-- TO DO --
Each line containing the word "تحقيق" needs to be copied.

(Extracted data entries)
● ● ●
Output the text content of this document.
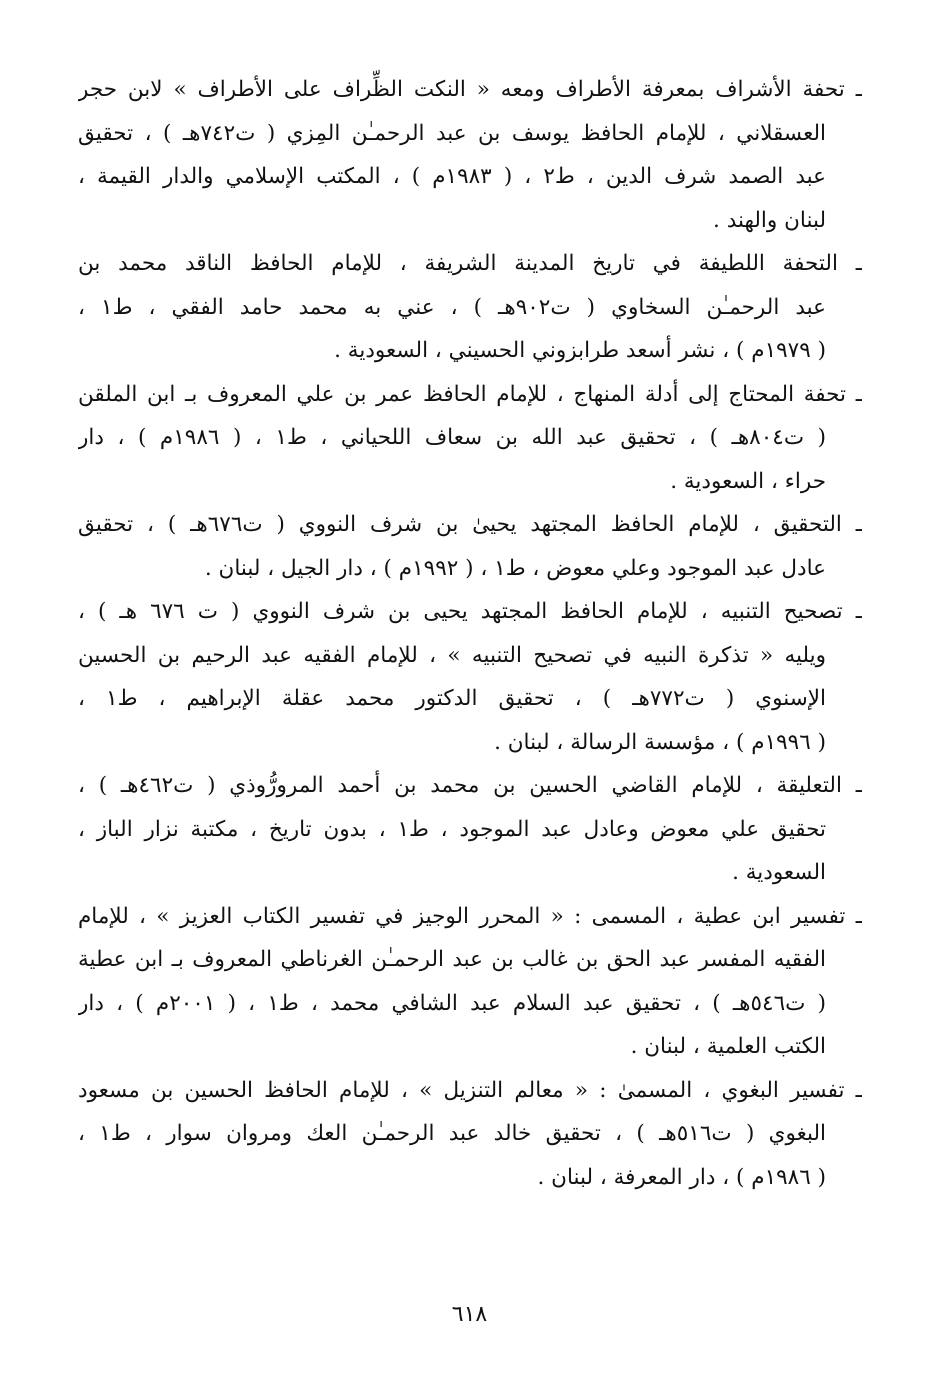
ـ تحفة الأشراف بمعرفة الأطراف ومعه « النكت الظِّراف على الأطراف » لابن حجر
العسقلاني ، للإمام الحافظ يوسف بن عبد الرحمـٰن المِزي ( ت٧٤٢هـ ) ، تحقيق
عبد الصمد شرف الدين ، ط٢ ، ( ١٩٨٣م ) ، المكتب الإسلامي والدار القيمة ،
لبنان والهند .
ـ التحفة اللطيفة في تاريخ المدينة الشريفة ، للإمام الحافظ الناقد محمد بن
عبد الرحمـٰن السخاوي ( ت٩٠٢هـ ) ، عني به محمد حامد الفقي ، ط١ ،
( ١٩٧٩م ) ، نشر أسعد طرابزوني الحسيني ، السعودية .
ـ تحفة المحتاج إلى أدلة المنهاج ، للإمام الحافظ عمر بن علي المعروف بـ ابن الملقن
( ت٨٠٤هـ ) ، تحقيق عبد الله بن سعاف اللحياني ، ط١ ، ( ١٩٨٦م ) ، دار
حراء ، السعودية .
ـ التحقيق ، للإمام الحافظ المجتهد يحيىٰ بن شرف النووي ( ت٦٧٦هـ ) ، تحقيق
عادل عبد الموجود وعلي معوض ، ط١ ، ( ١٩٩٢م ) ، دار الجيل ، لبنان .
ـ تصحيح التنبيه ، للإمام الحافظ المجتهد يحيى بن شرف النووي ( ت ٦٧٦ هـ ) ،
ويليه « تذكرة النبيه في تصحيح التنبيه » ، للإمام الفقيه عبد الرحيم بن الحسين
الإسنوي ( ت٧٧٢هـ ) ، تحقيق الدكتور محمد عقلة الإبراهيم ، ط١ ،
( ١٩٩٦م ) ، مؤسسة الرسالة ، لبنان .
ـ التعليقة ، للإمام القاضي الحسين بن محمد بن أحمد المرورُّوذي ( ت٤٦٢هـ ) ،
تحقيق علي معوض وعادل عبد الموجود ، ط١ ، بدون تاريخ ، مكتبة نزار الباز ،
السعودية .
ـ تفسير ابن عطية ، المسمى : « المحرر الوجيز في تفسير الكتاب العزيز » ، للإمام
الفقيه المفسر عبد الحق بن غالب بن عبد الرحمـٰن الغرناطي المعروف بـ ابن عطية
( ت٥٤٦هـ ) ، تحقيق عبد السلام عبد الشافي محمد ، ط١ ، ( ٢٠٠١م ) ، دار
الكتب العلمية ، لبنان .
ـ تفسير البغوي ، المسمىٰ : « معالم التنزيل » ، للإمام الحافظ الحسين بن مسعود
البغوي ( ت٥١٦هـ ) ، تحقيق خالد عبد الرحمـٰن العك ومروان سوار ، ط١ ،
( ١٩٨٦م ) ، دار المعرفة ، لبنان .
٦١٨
● ● ●
-- THE SOLUTION --
العسقلاني ، للإمام الحافظ يوسف بن عبد الرحمـٰن المِزي ( ت٧٤٢هـ ) ، تحقيق
( ت٨٠٤هـ ) ، تحقيق عبد الله بن سعاف اللحياني ، ط١ ، ( ١٩٨٦م ) ، دار
ـ التحقيق ، للإمام الحافظ المجتهد يحيىٰ بن شرف النووي ( ت٦٧٦هـ ) ، تحقيق
الإسنوي ( ت٧٧٢هـ ) ، تحقيق الدكتور محمد عقلة الإبراهيم ، ط١ ،
تحقيق علي معوض وعادل عبد الموجود ، ط١ ، بدون تاريخ ، مكتبة نزار الباز ،
( ت٥٤٦هـ ) ، تحقيق عبد السلام عبد الشافي محمد ، ط١ ، ( ٢٠٠١م ) ، دار
البغوي ( ت٥١٦هـ ) ، تحقيق خالد عبد الرحمـٰن العك ومروان سوار ، ط١ ،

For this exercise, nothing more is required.